### GIVEN TASK 1
In the excerpt about Prohibition, copy word for word the passage starting at "Writing with both" and ending at "the income tax.".
### GIVEN TASK 2
In the excerpt about Prohibition, what was liquor cheaper than by the 1820s?

### EXCERPT PROVIDED

-- BEGIN --

From its start, America has been awash in drink. The sailing vessel that brought John Winthrop to the shores of the New World in 1630 carried more beer than water. By the 1820s, liquor flowed so plentifully it was cheaper than tea. That Americans would ever agree to relinquish their booze was as improbable as it was astonishing.

Yet we did, and Last Call is Daniel Okrent’s dazzling explanation of why we did it, what life under Prohibition was like, and how such an unprecedented degree of government interference in the private lives of Americans changed the country forever.

Writing with both wit and historical acuity, Okrent reveals how Prohibition marked a confluence of diverse forces: the growing political power of the women’s suffrage movement, which allied itself with the antiliquor campaign; the fear of small-town, native-stock Protestants that they were losing control of their country to the immigrants of the large cities; the anti-German sentiment stoked by World War I; and a variety of other unlikely factors, ranging from the rise of the automobile to the advent of the income tax.

-- END --

### DATA EXCERPTS
-- BEGIN --

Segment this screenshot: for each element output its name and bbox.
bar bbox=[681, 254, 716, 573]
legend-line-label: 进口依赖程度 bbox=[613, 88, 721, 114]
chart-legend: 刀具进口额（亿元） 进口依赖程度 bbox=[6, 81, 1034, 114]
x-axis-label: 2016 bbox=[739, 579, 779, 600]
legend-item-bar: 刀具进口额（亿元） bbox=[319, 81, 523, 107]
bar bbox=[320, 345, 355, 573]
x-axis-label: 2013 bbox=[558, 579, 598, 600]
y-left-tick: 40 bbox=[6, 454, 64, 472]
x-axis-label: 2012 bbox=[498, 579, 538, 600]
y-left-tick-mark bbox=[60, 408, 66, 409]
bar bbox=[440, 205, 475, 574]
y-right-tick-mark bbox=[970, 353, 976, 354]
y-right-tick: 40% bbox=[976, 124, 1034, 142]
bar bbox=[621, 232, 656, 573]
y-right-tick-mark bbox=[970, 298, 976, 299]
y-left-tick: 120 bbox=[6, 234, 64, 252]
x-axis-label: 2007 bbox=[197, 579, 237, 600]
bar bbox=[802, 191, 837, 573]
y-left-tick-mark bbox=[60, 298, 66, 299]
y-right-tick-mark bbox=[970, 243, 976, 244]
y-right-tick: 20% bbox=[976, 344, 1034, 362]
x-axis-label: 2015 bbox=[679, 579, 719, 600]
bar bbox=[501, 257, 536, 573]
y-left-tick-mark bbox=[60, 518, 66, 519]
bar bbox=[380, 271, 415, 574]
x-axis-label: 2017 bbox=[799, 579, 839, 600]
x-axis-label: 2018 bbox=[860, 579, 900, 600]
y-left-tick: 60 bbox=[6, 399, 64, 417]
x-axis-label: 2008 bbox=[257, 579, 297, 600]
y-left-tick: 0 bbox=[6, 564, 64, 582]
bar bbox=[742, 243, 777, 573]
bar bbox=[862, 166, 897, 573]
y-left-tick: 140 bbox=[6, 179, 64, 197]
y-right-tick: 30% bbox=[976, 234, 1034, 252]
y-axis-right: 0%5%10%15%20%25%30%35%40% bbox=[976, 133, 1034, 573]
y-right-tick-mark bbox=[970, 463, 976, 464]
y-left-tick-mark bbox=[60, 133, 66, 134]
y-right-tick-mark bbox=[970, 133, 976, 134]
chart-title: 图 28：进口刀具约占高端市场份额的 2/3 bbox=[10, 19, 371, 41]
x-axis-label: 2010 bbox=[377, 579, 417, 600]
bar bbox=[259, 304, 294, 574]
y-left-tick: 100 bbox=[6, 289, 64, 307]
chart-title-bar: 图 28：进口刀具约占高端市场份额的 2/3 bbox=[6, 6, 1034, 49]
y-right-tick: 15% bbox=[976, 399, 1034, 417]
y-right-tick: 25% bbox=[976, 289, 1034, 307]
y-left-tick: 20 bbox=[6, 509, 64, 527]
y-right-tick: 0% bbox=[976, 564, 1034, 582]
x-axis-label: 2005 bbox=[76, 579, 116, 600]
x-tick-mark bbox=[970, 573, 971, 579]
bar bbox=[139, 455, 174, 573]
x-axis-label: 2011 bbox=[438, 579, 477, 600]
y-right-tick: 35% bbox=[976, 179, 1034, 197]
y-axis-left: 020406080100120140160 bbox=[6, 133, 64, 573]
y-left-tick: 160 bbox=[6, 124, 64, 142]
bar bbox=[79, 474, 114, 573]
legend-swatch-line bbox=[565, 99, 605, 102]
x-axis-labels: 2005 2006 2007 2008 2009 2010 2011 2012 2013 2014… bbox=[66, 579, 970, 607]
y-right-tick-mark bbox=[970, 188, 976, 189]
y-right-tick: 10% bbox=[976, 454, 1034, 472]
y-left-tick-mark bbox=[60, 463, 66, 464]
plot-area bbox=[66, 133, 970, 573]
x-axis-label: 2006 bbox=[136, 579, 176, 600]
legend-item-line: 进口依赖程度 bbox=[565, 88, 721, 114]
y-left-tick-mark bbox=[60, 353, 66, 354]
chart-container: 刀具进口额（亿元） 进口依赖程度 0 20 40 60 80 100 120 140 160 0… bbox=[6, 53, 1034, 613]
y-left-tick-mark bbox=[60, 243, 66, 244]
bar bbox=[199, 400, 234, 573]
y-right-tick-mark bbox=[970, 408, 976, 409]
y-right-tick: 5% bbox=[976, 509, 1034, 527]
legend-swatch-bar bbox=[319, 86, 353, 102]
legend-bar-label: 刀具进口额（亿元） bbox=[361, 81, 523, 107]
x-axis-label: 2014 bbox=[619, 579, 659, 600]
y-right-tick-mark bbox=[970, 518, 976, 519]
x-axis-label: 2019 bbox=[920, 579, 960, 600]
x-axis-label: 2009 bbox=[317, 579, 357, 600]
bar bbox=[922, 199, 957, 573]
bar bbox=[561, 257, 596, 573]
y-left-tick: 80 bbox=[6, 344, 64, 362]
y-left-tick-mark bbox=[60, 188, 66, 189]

-- END --

### COMPLETE RESPONSE 1
Writing with both wit and historical acuity, Okrent reveals how Prohibition marked a confluence of diverse forces: the growing political power of the women’s suffrage movement, which allied itself with the antiliquor campaign; the fear of small-town, native-stock Protestants that they were losing control of their country to the immigrants of the large cities; the anti-German sentiment stoked by World War I; and a variety of other unlikely factors, ranging from the rise of the automobile to the advent of the income tax.

### COMPLETE RESPONSE 2
Tea.